• **WHAT YOU ARE ASKED TO DO**:
Gather every line from the entries below that includes "this".

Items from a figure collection
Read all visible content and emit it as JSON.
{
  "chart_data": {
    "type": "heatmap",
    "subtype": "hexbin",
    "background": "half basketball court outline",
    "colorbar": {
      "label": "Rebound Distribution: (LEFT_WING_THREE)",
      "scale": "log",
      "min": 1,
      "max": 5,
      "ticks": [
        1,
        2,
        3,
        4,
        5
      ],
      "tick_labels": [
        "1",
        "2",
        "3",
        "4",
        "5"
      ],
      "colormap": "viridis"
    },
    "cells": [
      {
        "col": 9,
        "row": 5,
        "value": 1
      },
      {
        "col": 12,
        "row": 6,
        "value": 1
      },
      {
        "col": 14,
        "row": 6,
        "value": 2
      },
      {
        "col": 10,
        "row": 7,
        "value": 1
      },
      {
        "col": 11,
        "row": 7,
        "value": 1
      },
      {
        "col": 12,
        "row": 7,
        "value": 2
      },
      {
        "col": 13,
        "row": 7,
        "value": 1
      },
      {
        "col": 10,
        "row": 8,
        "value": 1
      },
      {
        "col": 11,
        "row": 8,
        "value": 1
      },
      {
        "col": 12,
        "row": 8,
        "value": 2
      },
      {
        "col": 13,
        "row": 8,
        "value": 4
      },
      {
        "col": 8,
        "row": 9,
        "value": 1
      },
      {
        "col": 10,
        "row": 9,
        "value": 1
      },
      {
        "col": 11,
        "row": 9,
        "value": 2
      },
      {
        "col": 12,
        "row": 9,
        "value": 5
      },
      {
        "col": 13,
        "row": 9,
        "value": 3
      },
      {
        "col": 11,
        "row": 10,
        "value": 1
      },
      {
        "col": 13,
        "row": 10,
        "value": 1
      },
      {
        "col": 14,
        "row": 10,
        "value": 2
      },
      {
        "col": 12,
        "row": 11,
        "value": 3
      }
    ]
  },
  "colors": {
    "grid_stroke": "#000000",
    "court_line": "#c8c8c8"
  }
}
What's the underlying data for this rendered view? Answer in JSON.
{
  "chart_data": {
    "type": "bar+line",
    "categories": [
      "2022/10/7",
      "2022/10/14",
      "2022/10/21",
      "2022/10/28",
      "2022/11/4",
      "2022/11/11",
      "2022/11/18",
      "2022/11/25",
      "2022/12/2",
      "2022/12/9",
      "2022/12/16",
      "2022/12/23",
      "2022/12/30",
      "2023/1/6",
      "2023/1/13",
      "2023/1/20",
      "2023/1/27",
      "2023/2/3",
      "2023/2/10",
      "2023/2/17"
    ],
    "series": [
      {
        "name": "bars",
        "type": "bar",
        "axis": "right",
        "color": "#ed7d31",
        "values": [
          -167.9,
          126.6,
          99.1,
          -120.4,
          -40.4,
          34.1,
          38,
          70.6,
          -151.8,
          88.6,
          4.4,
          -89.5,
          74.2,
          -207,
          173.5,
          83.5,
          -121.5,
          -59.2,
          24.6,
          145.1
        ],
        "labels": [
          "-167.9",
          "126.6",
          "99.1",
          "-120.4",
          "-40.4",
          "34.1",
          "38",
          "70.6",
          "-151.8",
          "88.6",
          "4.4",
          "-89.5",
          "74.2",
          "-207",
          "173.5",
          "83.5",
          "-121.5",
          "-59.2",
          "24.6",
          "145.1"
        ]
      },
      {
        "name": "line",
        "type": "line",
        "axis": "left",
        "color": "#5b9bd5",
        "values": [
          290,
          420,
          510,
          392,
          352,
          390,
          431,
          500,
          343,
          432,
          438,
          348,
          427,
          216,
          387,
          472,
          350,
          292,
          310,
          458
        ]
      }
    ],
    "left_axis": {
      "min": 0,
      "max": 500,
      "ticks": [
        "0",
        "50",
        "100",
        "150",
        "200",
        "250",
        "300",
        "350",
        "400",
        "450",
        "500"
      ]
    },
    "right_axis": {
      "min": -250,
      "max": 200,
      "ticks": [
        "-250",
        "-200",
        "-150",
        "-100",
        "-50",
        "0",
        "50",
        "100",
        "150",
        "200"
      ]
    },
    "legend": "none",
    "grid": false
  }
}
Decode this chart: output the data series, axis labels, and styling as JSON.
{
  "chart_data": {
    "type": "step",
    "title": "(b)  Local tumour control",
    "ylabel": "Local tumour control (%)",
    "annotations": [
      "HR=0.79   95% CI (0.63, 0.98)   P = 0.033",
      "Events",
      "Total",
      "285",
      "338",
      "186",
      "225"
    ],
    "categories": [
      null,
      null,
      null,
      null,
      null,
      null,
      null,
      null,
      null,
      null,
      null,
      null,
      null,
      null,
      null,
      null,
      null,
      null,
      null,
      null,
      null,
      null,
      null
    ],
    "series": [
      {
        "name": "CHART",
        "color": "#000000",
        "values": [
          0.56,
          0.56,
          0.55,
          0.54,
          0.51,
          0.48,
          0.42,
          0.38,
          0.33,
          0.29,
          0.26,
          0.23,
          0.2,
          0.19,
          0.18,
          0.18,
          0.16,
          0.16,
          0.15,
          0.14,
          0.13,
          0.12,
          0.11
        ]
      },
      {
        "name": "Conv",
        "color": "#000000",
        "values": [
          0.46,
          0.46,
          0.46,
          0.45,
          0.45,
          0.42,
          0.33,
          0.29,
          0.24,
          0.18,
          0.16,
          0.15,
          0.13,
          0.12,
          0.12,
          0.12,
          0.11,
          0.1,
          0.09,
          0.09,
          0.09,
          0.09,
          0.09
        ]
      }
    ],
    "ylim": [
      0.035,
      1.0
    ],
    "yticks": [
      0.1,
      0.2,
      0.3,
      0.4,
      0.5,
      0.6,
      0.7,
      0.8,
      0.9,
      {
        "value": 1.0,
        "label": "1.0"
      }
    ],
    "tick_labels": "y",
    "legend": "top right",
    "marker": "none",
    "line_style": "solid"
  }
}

• **THE SOLUTION**:
What's the underlying data for this rendered view? Answer in JSON.
Decode this chart: output the data series, axis labels, and styling as JSON.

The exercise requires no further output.